◆ Entries provided:
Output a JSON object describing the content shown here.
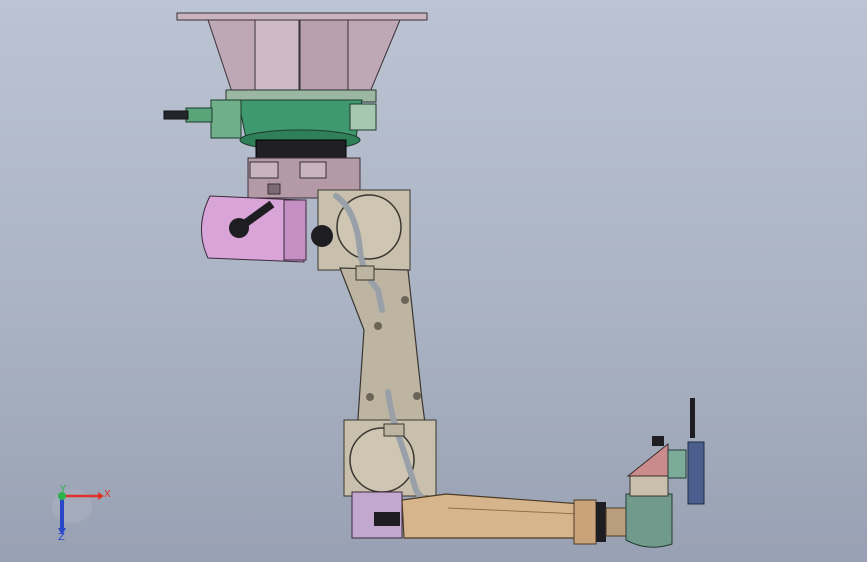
{
  "viewport": {
    "background_top": "#bcc4d4",
    "background_bottom": "#98a1b3"
  },
  "colors": {
    "mount_plate": "#bfa8b6",
    "motor_green": "#3e9a6e",
    "pink_motor": "#d9a4d8",
    "arm_tan": "#bdb5a2",
    "forearm_tan": "#d6b58c",
    "cable": "#9aa0a8",
    "dark": "#1e1e22"
  },
  "triad": {
    "x_label": "X",
    "y_label": "Y",
    "z_label": "Z",
    "x_color": "#e0322a",
    "y_color": "#2bb24c",
    "z_color": "#2a46c8"
  }
}
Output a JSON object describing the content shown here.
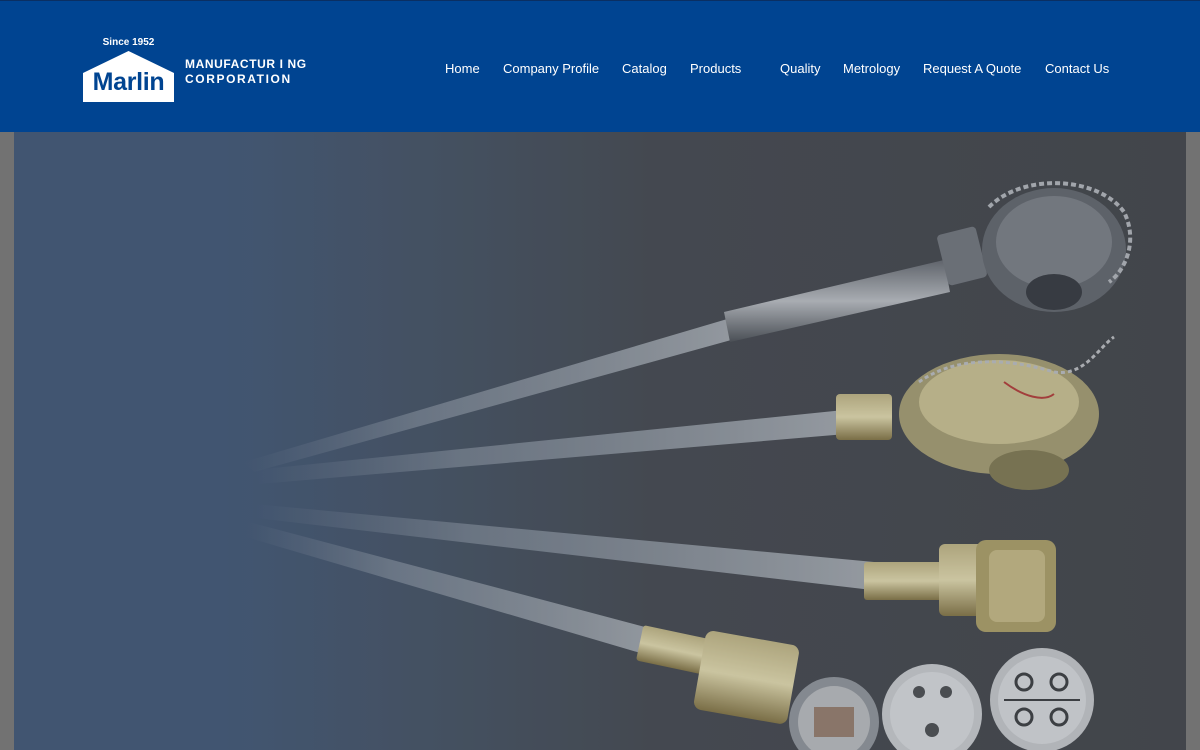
{
  "brand": {
    "since": "Since 1952",
    "name": "Marlin",
    "tagline_line1": "MANUFACTUR I NG",
    "tagline_line2": "CORPORATION",
    "primary_color": "#004491"
  },
  "nav": {
    "items": [
      {
        "label": "Home"
      },
      {
        "label": "Company Profile"
      },
      {
        "label": "Catalog"
      },
      {
        "label": "Products"
      },
      {
        "label": "Quality"
      },
      {
        "label": "Metrology"
      },
      {
        "label": "Request A Quote"
      },
      {
        "label": "Contact Us"
      }
    ]
  },
  "hero": {
    "image_subject": "thermocouple-assemblies-photo"
  }
}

◆ The request: Restate every record exactly, please; do not copy the pictures.

◆ Complete response:
Output a JSON object describing the content shown here.
{
  "viewport": {
    "background_top": "#bcc4d4",
    "background_bottom": "#98a1b3"
  },
  "colors": {
    "mount_plate": "#bfa8b6",
    "motor_green": "#3e9a6e",
    "pink_motor": "#d9a4d8",
    "arm_tan": "#bdb5a2",
    "forearm_tan": "#d6b58c",
    "cable": "#9aa0a8",
    "dark": "#1e1e22"
  },
  "triad": {
    "x_label": "X",
    "y_label": "Y",
    "z_label": "Z",
    "x_color": "#e0322a",
    "y_color": "#2bb24c",
    "z_color": "#2a46c8"
  }
}
Output a JSON object describing the content shown here.
{
  "brand": {
    "since": "Since 1952",
    "name": "Marlin",
    "tagline_line1": "MANUFACTUR I NG",
    "tagline_line2": "CORPORATION",
    "primary_color": "#004491"
  },
  "nav": {
    "items": [
      {
        "label": "Home"
      },
      {
        "label": "Company Profile"
      },
      {
        "label": "Catalog"
      },
      {
        "label": "Products"
      },
      {
        "label": "Quality"
      },
      {
        "label": "Metrology"
      },
      {
        "label": "Request A Quote"
      },
      {
        "label": "Contact Us"
      }
    ]
  },
  "hero": {
    "image_subject": "thermocouple-assemblies-photo"
  }
}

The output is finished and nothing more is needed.